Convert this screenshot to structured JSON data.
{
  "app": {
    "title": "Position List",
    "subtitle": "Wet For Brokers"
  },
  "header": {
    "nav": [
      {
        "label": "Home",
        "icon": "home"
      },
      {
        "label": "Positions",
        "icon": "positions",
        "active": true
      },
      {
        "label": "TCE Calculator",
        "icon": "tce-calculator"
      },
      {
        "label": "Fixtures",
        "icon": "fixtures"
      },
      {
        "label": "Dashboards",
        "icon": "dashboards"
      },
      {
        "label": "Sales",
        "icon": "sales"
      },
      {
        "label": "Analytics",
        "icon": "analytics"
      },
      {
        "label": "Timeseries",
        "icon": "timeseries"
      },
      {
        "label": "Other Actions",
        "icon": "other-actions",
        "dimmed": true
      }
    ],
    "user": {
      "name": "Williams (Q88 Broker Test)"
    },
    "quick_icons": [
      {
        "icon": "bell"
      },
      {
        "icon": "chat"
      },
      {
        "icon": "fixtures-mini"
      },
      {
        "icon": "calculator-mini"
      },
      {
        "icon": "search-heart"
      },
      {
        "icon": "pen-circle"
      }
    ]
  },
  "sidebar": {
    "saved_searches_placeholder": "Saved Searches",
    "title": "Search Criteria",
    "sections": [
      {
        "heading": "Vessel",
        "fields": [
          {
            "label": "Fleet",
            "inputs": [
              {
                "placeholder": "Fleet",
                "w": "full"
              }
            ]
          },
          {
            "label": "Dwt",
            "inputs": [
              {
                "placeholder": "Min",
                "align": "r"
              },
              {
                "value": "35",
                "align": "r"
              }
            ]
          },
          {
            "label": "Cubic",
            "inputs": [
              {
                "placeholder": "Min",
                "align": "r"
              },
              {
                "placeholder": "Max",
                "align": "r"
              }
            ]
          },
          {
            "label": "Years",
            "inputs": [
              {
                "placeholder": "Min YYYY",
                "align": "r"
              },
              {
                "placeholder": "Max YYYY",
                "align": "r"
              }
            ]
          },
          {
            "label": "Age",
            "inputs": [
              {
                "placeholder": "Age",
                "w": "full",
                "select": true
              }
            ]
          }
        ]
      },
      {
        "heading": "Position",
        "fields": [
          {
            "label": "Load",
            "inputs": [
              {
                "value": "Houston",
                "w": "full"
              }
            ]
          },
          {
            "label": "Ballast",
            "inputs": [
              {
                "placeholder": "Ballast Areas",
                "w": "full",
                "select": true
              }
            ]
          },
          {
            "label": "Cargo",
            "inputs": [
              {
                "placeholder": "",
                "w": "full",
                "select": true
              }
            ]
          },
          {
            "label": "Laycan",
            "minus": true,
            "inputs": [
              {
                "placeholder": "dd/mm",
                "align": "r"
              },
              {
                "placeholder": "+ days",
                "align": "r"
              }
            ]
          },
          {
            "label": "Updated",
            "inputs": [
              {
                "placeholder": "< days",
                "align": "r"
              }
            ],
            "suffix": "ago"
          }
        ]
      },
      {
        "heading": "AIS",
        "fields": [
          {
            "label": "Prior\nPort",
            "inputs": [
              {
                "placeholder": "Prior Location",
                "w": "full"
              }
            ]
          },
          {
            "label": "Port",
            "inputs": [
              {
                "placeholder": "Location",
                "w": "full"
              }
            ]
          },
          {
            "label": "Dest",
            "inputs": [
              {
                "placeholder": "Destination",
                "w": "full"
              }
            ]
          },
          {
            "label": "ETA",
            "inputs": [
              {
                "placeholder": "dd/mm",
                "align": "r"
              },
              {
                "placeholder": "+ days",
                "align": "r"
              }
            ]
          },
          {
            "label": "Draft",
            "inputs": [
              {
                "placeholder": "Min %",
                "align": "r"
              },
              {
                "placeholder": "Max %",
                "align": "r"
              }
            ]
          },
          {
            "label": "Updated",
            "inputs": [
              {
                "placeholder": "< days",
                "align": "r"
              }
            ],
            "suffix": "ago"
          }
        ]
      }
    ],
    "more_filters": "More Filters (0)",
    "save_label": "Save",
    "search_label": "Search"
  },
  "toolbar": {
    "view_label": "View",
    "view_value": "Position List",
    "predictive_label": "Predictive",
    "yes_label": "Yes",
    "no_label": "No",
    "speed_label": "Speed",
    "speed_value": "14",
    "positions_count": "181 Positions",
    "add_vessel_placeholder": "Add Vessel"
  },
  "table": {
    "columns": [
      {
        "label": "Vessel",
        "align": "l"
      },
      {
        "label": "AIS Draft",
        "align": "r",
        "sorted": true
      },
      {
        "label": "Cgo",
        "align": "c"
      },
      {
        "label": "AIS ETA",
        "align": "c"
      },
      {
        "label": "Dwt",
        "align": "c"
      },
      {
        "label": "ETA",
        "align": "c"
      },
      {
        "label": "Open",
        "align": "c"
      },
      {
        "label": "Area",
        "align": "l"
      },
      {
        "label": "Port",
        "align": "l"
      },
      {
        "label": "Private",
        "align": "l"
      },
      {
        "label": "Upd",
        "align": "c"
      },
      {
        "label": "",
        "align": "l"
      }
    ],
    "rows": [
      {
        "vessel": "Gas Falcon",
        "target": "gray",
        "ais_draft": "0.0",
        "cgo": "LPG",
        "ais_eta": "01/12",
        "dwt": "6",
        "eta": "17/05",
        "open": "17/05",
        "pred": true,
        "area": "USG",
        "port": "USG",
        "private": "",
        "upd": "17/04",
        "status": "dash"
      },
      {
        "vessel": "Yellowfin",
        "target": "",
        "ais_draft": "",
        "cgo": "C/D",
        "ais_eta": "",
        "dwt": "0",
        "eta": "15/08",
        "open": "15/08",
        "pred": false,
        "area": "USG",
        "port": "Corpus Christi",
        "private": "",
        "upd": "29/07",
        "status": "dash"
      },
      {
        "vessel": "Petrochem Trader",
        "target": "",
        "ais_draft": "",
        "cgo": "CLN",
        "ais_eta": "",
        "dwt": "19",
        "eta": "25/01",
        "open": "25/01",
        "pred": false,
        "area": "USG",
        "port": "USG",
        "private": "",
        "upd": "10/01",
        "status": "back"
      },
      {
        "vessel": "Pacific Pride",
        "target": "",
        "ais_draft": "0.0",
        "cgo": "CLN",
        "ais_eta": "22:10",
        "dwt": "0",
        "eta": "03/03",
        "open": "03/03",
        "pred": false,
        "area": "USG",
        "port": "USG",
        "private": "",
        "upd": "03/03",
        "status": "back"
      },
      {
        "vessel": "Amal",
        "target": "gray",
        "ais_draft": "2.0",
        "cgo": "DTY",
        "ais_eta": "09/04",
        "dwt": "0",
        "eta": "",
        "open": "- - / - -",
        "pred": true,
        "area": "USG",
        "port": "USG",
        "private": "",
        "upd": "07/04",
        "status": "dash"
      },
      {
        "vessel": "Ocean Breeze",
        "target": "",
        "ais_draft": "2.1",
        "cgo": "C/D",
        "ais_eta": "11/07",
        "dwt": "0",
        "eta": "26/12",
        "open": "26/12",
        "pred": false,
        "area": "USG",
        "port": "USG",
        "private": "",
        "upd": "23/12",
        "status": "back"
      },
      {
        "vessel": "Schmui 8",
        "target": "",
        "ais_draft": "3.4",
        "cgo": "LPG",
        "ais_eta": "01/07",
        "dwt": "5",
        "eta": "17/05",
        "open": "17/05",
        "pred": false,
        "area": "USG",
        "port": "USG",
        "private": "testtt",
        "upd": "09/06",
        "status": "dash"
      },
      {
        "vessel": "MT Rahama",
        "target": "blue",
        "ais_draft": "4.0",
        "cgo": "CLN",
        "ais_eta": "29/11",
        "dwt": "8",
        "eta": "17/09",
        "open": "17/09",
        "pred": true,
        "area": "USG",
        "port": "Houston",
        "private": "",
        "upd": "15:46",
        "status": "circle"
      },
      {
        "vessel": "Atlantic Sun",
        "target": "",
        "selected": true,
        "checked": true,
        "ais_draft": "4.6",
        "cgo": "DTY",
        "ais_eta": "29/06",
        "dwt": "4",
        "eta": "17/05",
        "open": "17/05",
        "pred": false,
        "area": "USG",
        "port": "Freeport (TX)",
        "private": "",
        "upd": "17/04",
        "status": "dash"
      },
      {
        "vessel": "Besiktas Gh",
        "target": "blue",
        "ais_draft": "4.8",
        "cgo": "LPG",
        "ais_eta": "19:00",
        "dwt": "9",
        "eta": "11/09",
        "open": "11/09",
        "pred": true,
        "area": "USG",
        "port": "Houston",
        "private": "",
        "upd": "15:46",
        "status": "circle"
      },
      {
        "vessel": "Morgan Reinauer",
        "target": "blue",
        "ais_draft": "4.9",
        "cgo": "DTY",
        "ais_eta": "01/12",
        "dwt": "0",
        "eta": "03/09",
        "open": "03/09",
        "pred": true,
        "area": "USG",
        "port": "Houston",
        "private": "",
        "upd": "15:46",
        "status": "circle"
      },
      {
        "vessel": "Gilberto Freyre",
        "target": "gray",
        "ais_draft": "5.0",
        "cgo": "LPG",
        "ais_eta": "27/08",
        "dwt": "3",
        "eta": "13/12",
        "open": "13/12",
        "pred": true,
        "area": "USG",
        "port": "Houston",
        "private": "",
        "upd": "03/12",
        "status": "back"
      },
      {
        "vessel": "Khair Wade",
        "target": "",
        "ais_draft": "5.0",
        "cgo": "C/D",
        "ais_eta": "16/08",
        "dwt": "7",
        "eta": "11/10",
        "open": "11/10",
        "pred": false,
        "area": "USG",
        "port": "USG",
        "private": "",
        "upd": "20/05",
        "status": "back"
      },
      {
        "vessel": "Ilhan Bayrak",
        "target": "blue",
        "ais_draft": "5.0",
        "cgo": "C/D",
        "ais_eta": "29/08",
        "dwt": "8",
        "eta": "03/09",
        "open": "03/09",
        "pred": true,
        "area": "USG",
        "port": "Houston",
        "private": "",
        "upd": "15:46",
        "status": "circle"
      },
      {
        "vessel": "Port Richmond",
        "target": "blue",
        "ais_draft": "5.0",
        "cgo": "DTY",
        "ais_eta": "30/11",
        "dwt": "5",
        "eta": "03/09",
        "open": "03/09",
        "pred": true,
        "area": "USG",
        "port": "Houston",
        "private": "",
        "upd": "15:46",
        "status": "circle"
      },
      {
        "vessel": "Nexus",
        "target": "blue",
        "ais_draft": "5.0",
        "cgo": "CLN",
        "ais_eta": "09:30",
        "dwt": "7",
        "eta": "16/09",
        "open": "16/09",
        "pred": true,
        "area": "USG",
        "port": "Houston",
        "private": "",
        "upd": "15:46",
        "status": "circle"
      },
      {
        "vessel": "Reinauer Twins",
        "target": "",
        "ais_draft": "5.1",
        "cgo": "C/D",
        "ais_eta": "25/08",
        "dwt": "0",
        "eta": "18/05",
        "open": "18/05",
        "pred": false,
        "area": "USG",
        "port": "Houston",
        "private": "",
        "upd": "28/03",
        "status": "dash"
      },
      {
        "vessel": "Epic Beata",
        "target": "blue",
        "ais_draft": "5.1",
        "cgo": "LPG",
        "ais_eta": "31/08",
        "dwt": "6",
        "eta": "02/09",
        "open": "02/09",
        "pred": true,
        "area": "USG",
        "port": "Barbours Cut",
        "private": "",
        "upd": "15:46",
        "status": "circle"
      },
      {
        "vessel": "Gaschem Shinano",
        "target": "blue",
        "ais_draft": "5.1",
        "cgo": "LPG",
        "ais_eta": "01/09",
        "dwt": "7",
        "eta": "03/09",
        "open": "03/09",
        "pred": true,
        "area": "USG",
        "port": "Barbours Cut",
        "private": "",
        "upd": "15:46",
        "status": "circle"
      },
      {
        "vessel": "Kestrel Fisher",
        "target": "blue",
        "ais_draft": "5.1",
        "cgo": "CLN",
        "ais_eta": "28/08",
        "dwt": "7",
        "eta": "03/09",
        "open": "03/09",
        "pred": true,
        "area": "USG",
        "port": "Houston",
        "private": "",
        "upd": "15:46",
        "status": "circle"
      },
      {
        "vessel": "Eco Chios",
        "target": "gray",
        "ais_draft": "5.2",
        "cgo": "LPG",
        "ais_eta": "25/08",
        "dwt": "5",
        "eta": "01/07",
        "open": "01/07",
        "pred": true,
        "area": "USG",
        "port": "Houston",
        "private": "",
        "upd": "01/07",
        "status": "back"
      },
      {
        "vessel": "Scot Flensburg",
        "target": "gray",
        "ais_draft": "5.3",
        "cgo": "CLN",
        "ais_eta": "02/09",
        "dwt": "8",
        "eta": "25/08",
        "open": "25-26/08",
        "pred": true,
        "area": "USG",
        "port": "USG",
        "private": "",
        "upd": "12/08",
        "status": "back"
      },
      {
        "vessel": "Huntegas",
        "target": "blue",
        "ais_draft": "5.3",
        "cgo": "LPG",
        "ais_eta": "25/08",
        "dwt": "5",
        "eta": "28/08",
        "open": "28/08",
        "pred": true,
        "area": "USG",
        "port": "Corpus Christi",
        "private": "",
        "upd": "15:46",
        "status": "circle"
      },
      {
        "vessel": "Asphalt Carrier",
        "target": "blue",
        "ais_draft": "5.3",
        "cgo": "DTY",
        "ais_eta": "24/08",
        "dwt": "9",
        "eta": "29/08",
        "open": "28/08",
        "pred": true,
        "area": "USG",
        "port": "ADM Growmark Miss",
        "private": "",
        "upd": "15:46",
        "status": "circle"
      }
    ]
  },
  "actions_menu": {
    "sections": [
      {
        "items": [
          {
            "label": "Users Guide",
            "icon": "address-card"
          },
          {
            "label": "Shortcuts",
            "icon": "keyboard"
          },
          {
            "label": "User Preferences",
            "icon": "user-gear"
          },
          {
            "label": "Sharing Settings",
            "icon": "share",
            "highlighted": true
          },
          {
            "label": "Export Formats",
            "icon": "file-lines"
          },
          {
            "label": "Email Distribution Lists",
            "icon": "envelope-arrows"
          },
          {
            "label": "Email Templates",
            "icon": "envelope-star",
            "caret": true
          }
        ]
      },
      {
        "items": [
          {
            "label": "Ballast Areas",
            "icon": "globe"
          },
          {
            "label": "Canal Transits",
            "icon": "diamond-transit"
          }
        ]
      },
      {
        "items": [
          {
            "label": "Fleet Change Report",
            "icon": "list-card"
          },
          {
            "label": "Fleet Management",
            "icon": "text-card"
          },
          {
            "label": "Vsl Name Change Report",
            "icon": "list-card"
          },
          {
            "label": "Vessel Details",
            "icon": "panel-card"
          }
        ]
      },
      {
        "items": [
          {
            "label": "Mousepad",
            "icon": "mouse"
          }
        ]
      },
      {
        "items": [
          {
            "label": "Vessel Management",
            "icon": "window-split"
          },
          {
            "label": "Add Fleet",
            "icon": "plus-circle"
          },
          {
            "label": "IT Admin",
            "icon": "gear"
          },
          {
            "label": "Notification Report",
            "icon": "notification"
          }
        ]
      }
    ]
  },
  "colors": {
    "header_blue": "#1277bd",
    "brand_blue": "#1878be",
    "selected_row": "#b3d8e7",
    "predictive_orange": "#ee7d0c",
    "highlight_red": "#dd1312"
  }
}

▸ Aim of the task: Extract, from the listing above, every line where the string "Management" occurs.

▸ Response to the exercise:
            "label": "Fleet Management",
            "label": "Vessel Management",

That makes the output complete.